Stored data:
+ + + +
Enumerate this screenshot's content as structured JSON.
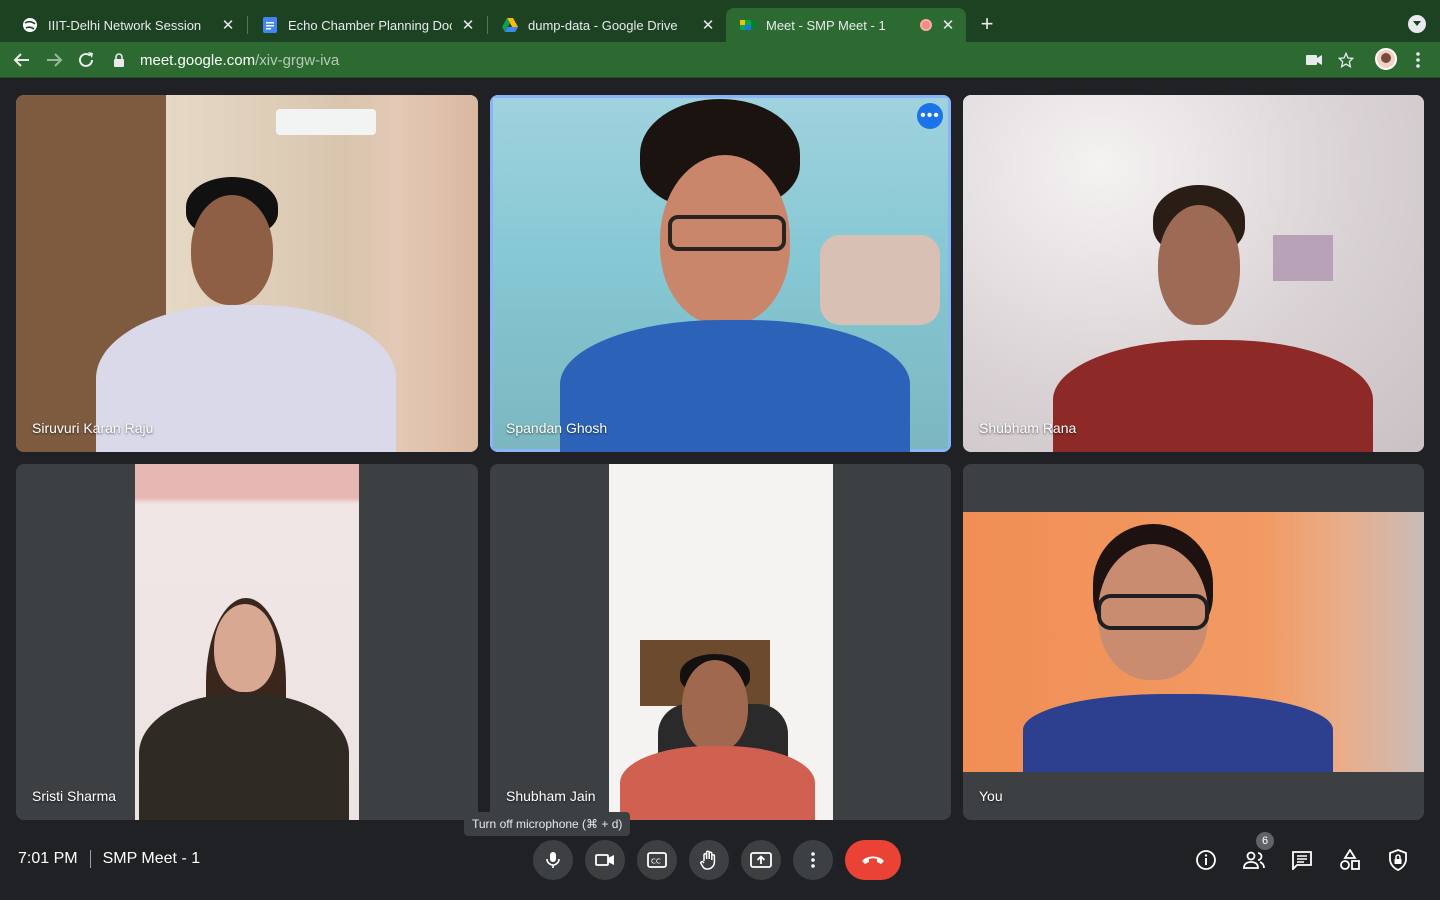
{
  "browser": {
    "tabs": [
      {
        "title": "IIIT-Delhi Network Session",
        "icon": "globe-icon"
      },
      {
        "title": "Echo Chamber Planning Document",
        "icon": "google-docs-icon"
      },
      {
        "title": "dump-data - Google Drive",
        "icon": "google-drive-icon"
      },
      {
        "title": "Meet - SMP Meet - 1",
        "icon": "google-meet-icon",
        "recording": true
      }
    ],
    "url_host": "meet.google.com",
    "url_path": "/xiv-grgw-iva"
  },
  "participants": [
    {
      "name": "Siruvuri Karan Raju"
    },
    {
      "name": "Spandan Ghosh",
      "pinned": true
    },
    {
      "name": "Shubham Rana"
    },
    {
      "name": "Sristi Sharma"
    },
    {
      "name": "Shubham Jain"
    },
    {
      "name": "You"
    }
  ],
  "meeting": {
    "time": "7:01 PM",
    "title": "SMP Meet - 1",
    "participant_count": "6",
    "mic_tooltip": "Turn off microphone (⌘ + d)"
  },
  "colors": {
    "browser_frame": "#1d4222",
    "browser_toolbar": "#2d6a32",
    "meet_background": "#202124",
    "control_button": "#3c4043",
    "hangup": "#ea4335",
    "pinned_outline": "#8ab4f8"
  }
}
+ + + +
◆ WORK INSTRUCTIONS: Copy out every line of the data that includes the word "icon".

◆ RESULT OF THE TASK:
        "icon": "globe-icon"
        "icon": "google-docs-icon"
        "icon": "google-drive-icon"
        "icon": "google-meet-icon",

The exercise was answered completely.